(Requirements) Here are records with pictures in them. Copy all of them exactly and leave the pictures out.

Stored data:

** Start **

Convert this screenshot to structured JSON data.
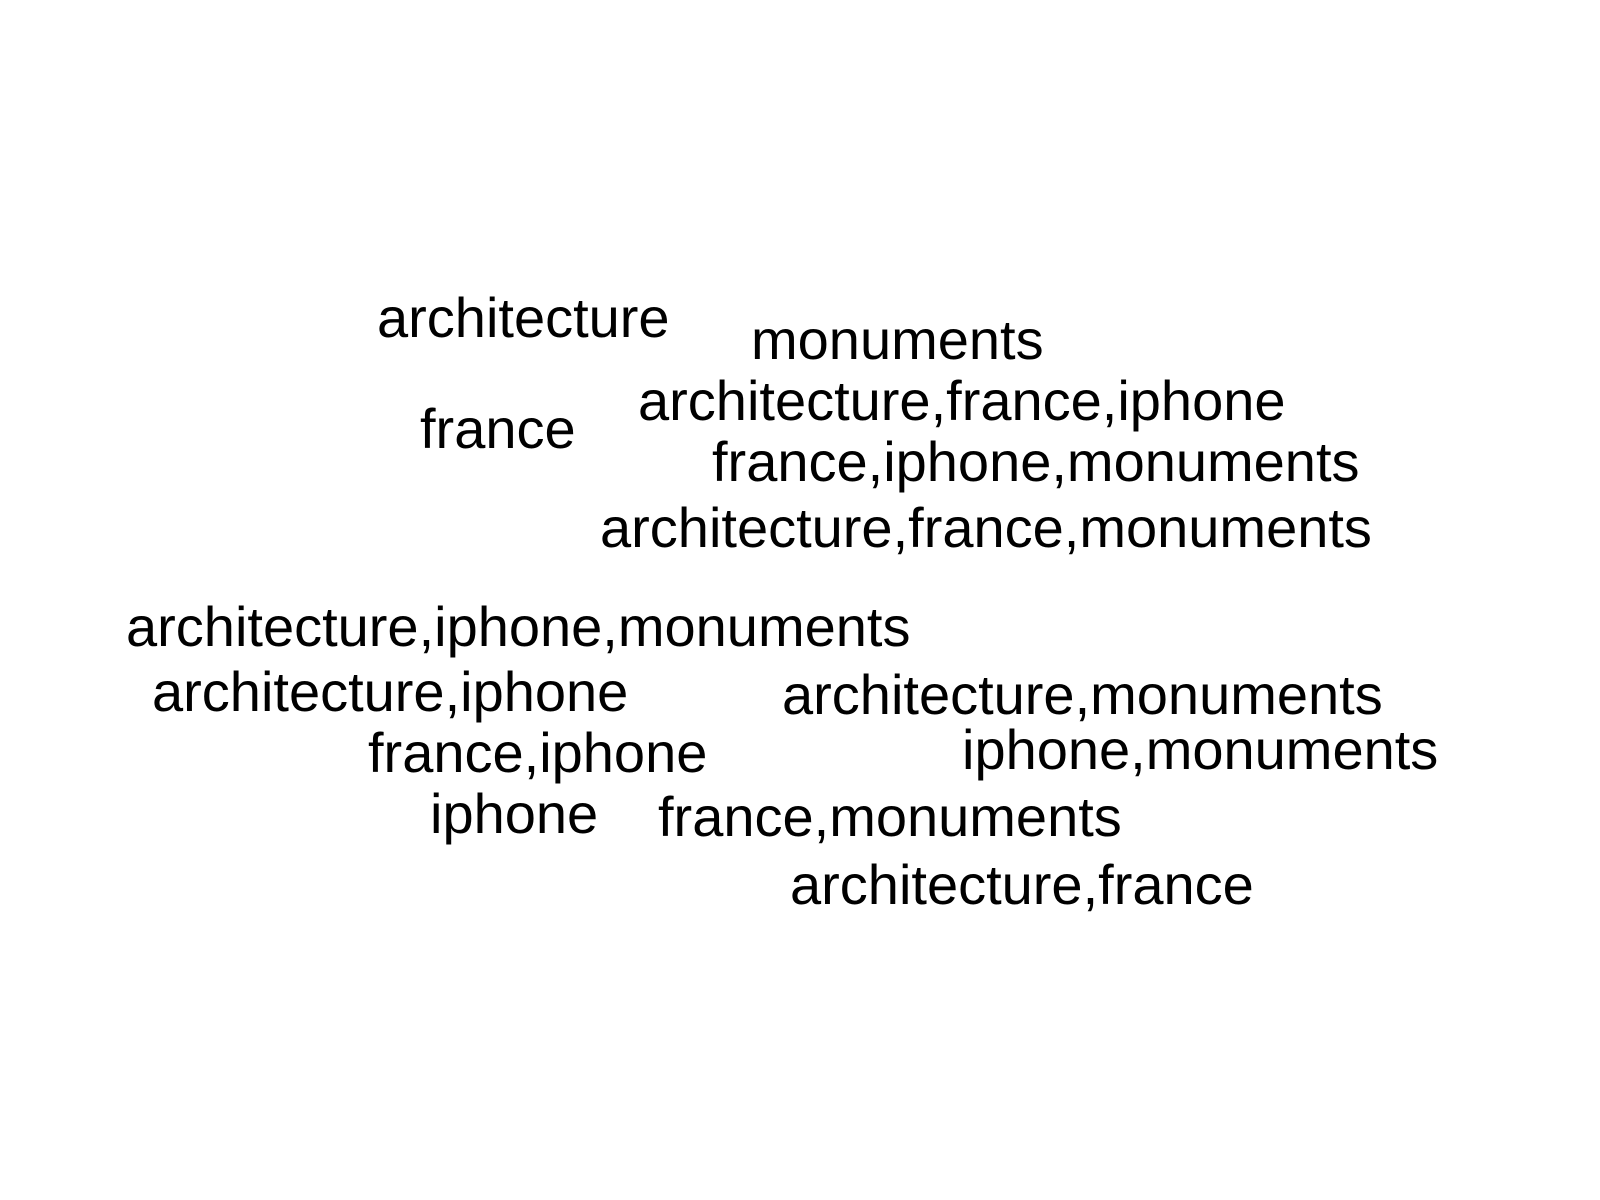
{
  "tag_cloud": {
    "tags": [
      {
        "text": "architecture"
      },
      {
        "text": "monuments"
      },
      {
        "text": "france"
      },
      {
        "text": "architecture,france,iphone"
      },
      {
        "text": "france,iphone,monuments"
      },
      {
        "text": "architecture,france,monuments"
      },
      {
        "text": "architecture,iphone,monuments"
      },
      {
        "text": "architecture,iphone"
      },
      {
        "text": "architecture,monuments"
      },
      {
        "text": "france,iphone"
      },
      {
        "text": "iphone,monuments"
      },
      {
        "text": "iphone"
      },
      {
        "text": "france,monuments"
      },
      {
        "text": "architecture,france"
      }
    ],
    "text_color": "#000000",
    "background_color": "#ffffff"
  }
}
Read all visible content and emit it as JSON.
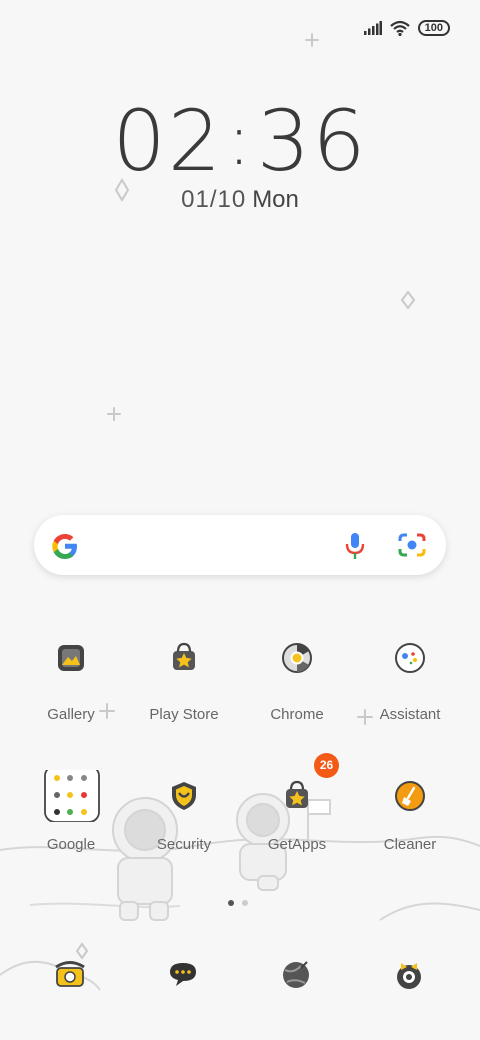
{
  "status_bar": {
    "battery": "100"
  },
  "lock": {
    "time_hour": "02",
    "time_min": "36",
    "date": "01/10",
    "day": "Mon"
  },
  "apps_row1": [
    "Gallery",
    "Play Store",
    "Chrome",
    "Assistant"
  ],
  "apps_row2": [
    "Google",
    "Security",
    "GetApps",
    "Cleaner"
  ],
  "getapps_badge": "26",
  "colors": {
    "accent_orange": "#f25a16",
    "icon_yellow": "#f5c21b"
  }
}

** End **

(Completed task)
Convert this screenshot to structured JSON data.
{
  "tag_cloud": {
    "tags": [
      {
        "text": "architecture"
      },
      {
        "text": "monuments"
      },
      {
        "text": "france"
      },
      {
        "text": "architecture,france,iphone"
      },
      {
        "text": "france,iphone,monuments"
      },
      {
        "text": "architecture,france,monuments"
      },
      {
        "text": "architecture,iphone,monuments"
      },
      {
        "text": "architecture,iphone"
      },
      {
        "text": "architecture,monuments"
      },
      {
        "text": "france,iphone"
      },
      {
        "text": "iphone,monuments"
      },
      {
        "text": "iphone"
      },
      {
        "text": "france,monuments"
      },
      {
        "text": "architecture,france"
      }
    ],
    "text_color": "#000000",
    "background_color": "#ffffff"
  }
}
Read all visible content and emit it as JSON.
{
  "status_bar": {
    "battery": "100"
  },
  "lock": {
    "time_hour": "02",
    "time_min": "36",
    "date": "01/10",
    "day": "Mon"
  },
  "apps_row1": [
    "Gallery",
    "Play Store",
    "Chrome",
    "Assistant"
  ],
  "apps_row2": [
    "Google",
    "Security",
    "GetApps",
    "Cleaner"
  ],
  "getapps_badge": "26",
  "colors": {
    "accent_orange": "#f25a16",
    "icon_yellow": "#f5c21b"
  }
}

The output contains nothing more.